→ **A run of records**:
━━━━━━━━━━━━━━━━
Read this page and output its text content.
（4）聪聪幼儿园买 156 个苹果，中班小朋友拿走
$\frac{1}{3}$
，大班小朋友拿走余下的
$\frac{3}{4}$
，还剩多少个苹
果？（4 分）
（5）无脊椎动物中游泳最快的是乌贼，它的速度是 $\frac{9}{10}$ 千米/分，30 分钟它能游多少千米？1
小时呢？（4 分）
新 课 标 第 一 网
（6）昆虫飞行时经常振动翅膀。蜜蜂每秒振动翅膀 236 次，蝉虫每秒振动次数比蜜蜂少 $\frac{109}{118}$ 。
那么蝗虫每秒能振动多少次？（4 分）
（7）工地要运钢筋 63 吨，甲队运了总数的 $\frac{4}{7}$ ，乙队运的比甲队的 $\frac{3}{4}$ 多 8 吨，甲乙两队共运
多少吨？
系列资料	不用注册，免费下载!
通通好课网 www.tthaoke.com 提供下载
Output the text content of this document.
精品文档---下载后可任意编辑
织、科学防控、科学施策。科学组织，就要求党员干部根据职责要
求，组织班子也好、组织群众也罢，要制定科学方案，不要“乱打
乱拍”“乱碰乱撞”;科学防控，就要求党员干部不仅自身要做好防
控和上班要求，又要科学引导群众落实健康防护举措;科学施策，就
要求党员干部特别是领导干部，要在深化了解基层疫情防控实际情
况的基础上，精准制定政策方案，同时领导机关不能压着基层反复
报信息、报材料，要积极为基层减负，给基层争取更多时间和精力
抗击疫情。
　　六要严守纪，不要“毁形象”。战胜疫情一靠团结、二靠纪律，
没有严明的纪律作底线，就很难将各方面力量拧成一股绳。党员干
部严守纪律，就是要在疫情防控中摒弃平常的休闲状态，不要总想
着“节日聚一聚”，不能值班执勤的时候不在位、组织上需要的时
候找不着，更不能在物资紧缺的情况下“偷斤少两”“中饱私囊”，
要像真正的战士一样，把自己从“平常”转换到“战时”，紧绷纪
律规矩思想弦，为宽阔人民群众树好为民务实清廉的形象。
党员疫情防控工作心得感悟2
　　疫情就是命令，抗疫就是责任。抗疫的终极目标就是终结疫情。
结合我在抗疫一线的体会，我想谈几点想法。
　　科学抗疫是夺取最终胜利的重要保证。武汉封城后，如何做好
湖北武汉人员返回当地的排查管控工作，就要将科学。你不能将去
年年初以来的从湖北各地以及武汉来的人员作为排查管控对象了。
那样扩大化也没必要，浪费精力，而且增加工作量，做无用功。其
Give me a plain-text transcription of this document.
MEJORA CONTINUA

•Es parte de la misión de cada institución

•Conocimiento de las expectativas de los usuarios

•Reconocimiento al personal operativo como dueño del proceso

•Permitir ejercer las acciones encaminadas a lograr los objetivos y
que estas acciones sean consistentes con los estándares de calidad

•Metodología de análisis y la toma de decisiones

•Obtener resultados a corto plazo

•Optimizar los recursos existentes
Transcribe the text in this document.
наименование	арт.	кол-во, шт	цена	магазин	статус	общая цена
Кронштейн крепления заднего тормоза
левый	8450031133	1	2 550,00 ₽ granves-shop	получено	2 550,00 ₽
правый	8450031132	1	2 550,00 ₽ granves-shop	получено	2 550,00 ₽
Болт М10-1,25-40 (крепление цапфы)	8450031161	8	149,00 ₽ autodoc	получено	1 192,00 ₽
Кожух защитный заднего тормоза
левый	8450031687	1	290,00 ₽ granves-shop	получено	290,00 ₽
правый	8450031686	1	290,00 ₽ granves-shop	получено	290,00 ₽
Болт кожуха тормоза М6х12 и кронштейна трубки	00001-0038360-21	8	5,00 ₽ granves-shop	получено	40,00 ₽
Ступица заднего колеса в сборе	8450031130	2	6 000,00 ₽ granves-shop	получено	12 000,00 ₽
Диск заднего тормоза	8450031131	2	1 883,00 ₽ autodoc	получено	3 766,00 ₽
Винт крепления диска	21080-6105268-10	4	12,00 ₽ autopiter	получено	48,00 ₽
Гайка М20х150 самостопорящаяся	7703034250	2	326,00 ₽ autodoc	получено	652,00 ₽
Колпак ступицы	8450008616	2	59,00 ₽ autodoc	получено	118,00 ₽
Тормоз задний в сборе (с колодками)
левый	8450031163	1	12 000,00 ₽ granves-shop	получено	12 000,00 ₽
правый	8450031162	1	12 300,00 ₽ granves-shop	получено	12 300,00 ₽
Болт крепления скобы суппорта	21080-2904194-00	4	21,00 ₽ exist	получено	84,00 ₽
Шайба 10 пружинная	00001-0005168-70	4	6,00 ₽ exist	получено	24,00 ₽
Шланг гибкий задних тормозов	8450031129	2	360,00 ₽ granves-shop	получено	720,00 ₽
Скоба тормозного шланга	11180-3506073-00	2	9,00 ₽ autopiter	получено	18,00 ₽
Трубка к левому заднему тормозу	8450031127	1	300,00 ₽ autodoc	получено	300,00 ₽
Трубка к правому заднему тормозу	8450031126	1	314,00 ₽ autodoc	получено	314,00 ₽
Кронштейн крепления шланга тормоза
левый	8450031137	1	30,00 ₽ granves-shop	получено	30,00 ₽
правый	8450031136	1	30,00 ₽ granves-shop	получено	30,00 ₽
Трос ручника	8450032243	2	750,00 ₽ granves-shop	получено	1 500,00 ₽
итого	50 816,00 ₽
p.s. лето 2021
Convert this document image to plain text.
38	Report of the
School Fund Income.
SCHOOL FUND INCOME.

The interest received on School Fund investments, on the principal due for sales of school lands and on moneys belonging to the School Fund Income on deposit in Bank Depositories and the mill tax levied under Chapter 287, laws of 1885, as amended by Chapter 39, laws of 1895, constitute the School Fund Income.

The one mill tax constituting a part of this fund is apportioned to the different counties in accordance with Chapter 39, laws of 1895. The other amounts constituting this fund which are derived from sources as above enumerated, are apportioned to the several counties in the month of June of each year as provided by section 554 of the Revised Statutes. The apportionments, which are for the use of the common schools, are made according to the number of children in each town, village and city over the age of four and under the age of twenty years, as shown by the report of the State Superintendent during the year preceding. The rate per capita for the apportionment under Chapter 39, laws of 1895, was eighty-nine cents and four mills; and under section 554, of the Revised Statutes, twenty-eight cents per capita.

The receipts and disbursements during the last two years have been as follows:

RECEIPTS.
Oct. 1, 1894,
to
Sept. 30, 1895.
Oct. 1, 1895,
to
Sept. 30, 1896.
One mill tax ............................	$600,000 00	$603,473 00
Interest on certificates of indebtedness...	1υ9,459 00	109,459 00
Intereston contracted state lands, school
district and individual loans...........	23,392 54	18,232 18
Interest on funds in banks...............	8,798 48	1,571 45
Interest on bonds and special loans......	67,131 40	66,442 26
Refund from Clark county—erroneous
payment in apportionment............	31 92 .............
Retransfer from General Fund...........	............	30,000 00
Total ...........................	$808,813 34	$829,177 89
━━━━━━━━━━━━━━━━
→ **Given task**: Emit the full listing verbatim.

→ **Correct answer**:
Read this page and output its text content.
（4）聪聪幼儿园买 156 个苹果，中班小朋友拿走
$\frac{1}{3}$
，大班小朋友拿走余下的
$\frac{3}{4}$
，还剩多少个苹
果？（4 分）
（5）无脊椎动物中游泳最快的是乌贼，它的速度是 $\frac{9}{10}$ 千米/分，30 分钟它能游多少千米？1
小时呢？（4 分）
新 课 标 第 一 网
（6）昆虫飞行时经常振动翅膀。蜜蜂每秒振动翅膀 236 次，蝉虫每秒振动次数比蜜蜂少 $\frac{109}{118}$ 。
那么蝗虫每秒能振动多少次？（4 分）
（7）工地要运钢筋 63 吨，甲队运了总数的 $\frac{4}{7}$ ，乙队运的比甲队的 $\frac{3}{4}$ 多 8 吨，甲乙两队共运
多少吨？
系列资料	不用注册，免费下载!
通通好课网 www.tthaoke.com 提供下载
Output the text content of this document.
精品文档---下载后可任意编辑
织、科学防控、科学施策。科学组织，就要求党员干部根据职责要
求，组织班子也好、组织群众也罢，要制定科学方案，不要“乱打
乱拍”“乱碰乱撞”;科学防控，就要求党员干部不仅自身要做好防
控和上班要求，又要科学引导群众落实健康防护举措;科学施策，就
要求党员干部特别是领导干部，要在深化了解基层疫情防控实际情
况的基础上，精准制定政策方案，同时领导机关不能压着基层反复
报信息、报材料，要积极为基层减负，给基层争取更多时间和精力
抗击疫情。
　　六要严守纪，不要“毁形象”。战胜疫情一靠团结、二靠纪律，
没有严明的纪律作底线，就很难将各方面力量拧成一股绳。党员干
部严守纪律，就是要在疫情防控中摒弃平常的休闲状态，不要总想
着“节日聚一聚”，不能值班执勤的时候不在位、组织上需要的时
候找不着，更不能在物资紧缺的情况下“偷斤少两”“中饱私囊”，
要像真正的战士一样，把自己从“平常”转换到“战时”，紧绷纪
律规矩思想弦，为宽阔人民群众树好为民务实清廉的形象。
党员疫情防控工作心得感悟2
　　疫情就是命令，抗疫就是责任。抗疫的终极目标就是终结疫情。
结合我在抗疫一线的体会，我想谈几点想法。
　　科学抗疫是夺取最终胜利的重要保证。武汉封城后，如何做好
湖北武汉人员返回当地的排查管控工作，就要将科学。你不能将去
年年初以来的从湖北各地以及武汉来的人员作为排查管控对象了。
那样扩大化也没必要，浪费精力，而且增加工作量，做无用功。其
Give me a plain-text transcription of this document.
MEJORA CONTINUA

•Es parte de la misión de cada institución

•Conocimiento de las expectativas de los usuarios

•Reconocimiento al personal operativo como dueño del proceso

•Permitir ejercer las acciones encaminadas a lograr los objetivos y
que estas acciones sean consistentes con los estándares de calidad

•Metodología de análisis y la toma de decisiones

•Obtener resultados a corto plazo

•Optimizar los recursos existentes
Transcribe the text in this document.
наименование	арт.	кол-во, шт	цена	магазин	статус	общая цена
Кронштейн крепления заднего тормоза
левый	8450031133	1	2 550,00 ₽ granves-shop	получено	2 550,00 ₽
правый	8450031132	1	2 550,00 ₽ granves-shop	получено	2 550,00 ₽
Болт М10-1,25-40 (крепление цапфы)	8450031161	8	149,00 ₽ autodoc	получено	1 192,00 ₽
Кожух защитный заднего тормоза
левый	8450031687	1	290,00 ₽ granves-shop	получено	290,00 ₽
правый	8450031686	1	290,00 ₽ granves-shop	получено	290,00 ₽
Болт кожуха тормоза М6х12 и кронштейна трубки	00001-0038360-21	8	5,00 ₽ granves-shop	получено	40,00 ₽
Ступица заднего колеса в сборе	8450031130	2	6 000,00 ₽ granves-shop	получено	12 000,00 ₽
Диск заднего тормоза	8450031131	2	1 883,00 ₽ autodoc	получено	3 766,00 ₽
Винт крепления диска	21080-6105268-10	4	12,00 ₽ autopiter	получено	48,00 ₽
Гайка М20х150 самостопорящаяся	7703034250	2	326,00 ₽ autodoc	получено	652,00 ₽
Колпак ступицы	8450008616	2	59,00 ₽ autodoc	получено	118,00 ₽
Тормоз задний в сборе (с колодками)
левый	8450031163	1	12 000,00 ₽ granves-shop	получено	12 000,00 ₽
правый	8450031162	1	12 300,00 ₽ granves-shop	получено	12 300,00 ₽
Болт крепления скобы суппорта	21080-2904194-00	4	21,00 ₽ exist	получено	84,00 ₽
Шайба 10 пружинная	00001-0005168-70	4	6,00 ₽ exist	получено	24,00 ₽
Шланг гибкий задних тормозов	8450031129	2	360,00 ₽ granves-shop	получено	720,00 ₽
Скоба тормозного шланга	11180-3506073-00	2	9,00 ₽ autopiter	получено	18,00 ₽
Трубка к левому заднему тормозу	8450031127	1	300,00 ₽ autodoc	получено	300,00 ₽
Трубка к правому заднему тормозу	8450031126	1	314,00 ₽ autodoc	получено	314,00 ₽
Кронштейн крепления шланга тормоза
левый	8450031137	1	30,00 ₽ granves-shop	получено	30,00 ₽
правый	8450031136	1	30,00 ₽ granves-shop	получено	30,00 ₽
Трос ручника	8450032243	2	750,00 ₽ granves-shop	получено	1 500,00 ₽
итого	50 816,00 ₽
p.s. лето 2021
Convert this document image to plain text.
38	Report of the
School Fund Income.
SCHOOL FUND INCOME.

The interest received on School Fund investments, on the principal due for sales of school lands and on moneys belonging to the School Fund Income on deposit in Bank Depositories and the mill tax levied under Chapter 287, laws of 1885, as amended by Chapter 39, laws of 1895, constitute the School Fund Income.

The one mill tax constituting a part of this fund is apportioned to the different counties in accordance with Chapter 39, laws of 1895. The other amounts constituting this fund which are derived from sources as above enumerated, are apportioned to the several counties in the month of June of each year as provided by section 554 of the Revised Statutes. The apportionments, which are for the use of the common schools, are made according to the number of children in each town, village and city over the age of four and under the age of twenty years, as shown by the report of the State Superintendent during the year preceding. The rate per capita for the apportionment under Chapter 39, laws of 1895, was eighty-nine cents and four mills; and under section 554, of the Revised Statutes, twenty-eight cents per capita.

The receipts and disbursements during the last two years have been as follows:

RECEIPTS.
Oct. 1, 1894,
to
Sept. 30, 1895.
Oct. 1, 1895,
to
Sept. 30, 1896.
One mill tax ............................	$600,000 00	$603,473 00
Interest on certificates of indebtedness...	1υ9,459 00	109,459 00
Intereston contracted state lands, school
district and individual loans...........	23,392 54	18,232 18
Interest on funds in banks...............	8,798 48	1,571 45
Interest on bonds and special loans......	67,131 40	66,442 26
Refund from Clark county—erroneous
payment in apportionment............	31 92 .............
Retransfer from General Fund...........	............	30,000 00
Total ...........................	$808,813 34	$829,177 89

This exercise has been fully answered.